REQUIRED WORK: Write out all lines holding the word "this".
start RECORDS
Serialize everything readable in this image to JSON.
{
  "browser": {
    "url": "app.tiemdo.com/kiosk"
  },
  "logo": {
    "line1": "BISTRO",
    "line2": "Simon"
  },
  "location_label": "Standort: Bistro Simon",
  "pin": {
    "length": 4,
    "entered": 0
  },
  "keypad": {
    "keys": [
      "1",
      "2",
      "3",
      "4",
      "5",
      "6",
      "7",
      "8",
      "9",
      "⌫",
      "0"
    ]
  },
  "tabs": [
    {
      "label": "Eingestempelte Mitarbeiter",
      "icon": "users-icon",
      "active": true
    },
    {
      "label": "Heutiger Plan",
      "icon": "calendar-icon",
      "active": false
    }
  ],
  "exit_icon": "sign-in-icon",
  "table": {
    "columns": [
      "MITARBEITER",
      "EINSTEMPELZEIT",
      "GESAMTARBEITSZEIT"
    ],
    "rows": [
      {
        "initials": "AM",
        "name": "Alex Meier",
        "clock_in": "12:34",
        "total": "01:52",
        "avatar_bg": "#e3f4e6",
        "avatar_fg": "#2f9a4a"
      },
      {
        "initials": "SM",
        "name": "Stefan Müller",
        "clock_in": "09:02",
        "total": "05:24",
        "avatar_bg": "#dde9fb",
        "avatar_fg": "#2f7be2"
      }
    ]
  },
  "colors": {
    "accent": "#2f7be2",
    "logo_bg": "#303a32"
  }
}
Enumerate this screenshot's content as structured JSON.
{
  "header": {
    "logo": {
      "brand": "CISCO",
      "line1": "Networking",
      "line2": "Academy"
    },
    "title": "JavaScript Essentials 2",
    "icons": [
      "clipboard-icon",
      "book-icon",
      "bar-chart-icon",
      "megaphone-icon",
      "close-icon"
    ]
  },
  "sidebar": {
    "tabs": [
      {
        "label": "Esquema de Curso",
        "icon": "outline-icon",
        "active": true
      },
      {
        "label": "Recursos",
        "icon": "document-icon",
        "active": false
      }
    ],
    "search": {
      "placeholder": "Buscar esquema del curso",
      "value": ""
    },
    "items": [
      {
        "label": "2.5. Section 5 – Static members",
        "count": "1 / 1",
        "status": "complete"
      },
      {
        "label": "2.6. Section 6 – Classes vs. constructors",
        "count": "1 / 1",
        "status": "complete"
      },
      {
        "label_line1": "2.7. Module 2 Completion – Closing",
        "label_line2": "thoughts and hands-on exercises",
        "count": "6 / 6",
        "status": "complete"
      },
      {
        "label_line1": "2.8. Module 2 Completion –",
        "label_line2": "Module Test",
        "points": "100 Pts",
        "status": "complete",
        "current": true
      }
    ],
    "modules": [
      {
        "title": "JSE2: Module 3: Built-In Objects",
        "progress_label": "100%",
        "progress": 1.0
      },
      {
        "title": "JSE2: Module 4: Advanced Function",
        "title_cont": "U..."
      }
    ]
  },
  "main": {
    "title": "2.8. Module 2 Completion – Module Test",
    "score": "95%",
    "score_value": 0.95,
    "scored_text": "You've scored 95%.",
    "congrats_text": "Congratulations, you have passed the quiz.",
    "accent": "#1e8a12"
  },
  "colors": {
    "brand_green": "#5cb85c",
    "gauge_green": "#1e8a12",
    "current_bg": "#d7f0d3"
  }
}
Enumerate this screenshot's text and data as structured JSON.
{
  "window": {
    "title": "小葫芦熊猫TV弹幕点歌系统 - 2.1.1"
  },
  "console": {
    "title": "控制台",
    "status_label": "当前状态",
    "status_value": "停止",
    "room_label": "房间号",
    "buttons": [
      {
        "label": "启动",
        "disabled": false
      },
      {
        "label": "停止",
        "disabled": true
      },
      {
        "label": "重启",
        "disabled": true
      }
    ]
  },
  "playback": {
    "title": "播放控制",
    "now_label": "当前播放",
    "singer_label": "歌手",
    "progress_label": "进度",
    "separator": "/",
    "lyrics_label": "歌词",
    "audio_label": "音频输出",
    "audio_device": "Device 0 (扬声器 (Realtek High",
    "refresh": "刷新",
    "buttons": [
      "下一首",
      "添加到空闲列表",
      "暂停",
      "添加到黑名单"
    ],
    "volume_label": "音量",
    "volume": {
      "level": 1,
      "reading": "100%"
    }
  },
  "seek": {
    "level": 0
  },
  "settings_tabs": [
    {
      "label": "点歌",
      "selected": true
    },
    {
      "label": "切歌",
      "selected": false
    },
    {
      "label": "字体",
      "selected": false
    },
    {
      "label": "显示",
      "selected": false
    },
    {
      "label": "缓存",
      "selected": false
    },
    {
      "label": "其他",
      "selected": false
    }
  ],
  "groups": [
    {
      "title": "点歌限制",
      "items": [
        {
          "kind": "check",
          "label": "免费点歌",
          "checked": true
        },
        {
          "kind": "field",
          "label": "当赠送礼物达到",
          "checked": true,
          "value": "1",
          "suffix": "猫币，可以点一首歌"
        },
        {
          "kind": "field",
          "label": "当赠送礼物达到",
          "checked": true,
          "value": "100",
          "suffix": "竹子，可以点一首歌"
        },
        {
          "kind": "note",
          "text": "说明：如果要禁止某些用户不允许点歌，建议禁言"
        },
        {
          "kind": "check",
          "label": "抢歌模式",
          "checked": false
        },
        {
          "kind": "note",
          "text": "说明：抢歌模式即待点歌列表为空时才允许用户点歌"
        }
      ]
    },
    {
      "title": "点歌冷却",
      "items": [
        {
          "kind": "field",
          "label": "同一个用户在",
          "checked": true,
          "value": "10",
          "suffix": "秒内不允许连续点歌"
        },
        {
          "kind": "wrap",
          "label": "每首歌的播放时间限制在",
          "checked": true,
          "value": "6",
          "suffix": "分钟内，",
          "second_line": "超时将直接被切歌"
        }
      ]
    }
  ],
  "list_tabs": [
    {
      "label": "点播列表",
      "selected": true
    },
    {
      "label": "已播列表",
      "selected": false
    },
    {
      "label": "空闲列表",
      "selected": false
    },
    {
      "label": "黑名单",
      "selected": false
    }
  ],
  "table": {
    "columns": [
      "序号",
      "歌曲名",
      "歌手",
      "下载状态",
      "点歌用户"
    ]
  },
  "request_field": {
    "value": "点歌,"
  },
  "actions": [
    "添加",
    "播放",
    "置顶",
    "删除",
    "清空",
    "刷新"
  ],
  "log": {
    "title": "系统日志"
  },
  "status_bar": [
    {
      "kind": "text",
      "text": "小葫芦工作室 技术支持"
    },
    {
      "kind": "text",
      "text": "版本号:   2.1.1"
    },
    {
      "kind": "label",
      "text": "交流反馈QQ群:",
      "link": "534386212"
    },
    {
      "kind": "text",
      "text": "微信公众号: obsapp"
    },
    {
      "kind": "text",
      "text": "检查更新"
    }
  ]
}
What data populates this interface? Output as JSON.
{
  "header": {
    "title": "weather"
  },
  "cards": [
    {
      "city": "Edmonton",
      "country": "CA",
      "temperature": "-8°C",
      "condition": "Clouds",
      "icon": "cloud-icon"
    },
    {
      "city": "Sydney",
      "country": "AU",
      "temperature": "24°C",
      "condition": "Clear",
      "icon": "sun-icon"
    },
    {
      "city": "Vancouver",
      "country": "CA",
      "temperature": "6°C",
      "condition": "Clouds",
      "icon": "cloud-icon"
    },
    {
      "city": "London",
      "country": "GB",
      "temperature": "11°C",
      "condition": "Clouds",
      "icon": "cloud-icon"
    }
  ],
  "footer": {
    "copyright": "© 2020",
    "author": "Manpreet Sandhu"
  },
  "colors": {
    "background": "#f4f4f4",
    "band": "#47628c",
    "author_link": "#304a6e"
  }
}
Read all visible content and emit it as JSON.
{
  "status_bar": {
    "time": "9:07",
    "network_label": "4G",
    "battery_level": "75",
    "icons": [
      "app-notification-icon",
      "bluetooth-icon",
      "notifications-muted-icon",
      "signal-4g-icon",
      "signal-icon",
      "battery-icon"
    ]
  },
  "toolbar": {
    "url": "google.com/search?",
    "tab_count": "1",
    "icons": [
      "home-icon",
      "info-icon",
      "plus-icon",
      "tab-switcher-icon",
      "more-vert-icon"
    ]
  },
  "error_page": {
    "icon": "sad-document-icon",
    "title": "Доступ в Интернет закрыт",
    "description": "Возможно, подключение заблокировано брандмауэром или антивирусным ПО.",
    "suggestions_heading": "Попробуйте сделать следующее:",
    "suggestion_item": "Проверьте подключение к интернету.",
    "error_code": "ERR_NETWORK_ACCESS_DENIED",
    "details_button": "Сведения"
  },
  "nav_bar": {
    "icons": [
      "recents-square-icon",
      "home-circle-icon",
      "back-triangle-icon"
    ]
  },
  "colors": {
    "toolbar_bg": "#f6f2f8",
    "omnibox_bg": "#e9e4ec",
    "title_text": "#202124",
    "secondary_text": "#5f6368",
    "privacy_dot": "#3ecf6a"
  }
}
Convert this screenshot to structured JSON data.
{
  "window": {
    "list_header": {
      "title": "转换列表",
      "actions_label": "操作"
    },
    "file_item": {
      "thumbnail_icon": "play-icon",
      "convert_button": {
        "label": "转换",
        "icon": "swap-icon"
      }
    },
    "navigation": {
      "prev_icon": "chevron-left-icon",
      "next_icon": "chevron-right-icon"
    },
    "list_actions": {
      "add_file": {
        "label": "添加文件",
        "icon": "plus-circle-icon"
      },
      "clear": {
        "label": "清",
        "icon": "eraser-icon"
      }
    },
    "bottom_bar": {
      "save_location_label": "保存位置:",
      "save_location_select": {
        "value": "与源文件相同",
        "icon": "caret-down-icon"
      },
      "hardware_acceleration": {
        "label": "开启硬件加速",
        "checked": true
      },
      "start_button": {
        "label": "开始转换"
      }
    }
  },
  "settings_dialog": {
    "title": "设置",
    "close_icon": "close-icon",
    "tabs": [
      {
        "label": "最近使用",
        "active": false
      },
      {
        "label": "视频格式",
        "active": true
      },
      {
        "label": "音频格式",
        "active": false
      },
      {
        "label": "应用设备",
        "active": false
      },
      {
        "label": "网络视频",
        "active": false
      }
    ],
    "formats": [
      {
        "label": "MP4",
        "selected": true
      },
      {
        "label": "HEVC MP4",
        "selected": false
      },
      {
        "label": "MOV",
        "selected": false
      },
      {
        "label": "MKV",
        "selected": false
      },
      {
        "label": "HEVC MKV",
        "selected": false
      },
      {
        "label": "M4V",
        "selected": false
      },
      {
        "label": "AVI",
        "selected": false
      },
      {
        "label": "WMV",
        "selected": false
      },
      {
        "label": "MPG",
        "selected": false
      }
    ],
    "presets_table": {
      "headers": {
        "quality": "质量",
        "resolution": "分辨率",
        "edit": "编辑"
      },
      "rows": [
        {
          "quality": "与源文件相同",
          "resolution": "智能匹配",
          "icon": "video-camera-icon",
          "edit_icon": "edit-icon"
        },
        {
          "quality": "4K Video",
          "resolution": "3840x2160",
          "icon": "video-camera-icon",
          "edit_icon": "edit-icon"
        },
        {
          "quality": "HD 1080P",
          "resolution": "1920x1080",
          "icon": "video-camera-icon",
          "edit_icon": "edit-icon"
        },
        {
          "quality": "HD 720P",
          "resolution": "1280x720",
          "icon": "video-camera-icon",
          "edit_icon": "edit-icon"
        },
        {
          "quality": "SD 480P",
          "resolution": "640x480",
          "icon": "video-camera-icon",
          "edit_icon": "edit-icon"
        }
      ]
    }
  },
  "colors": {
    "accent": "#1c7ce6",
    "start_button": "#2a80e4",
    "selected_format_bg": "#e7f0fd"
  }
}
end RECORDS
COMPLETE OUTPUT:
Serialize everything readable in this image to JSON.
Enumerate this screenshot's content as structured JSON.
Enumerate this screenshot's text and data as structured JSON.
What data populates this interface? Output as JSON.
Convert this screenshot to structured JSON data.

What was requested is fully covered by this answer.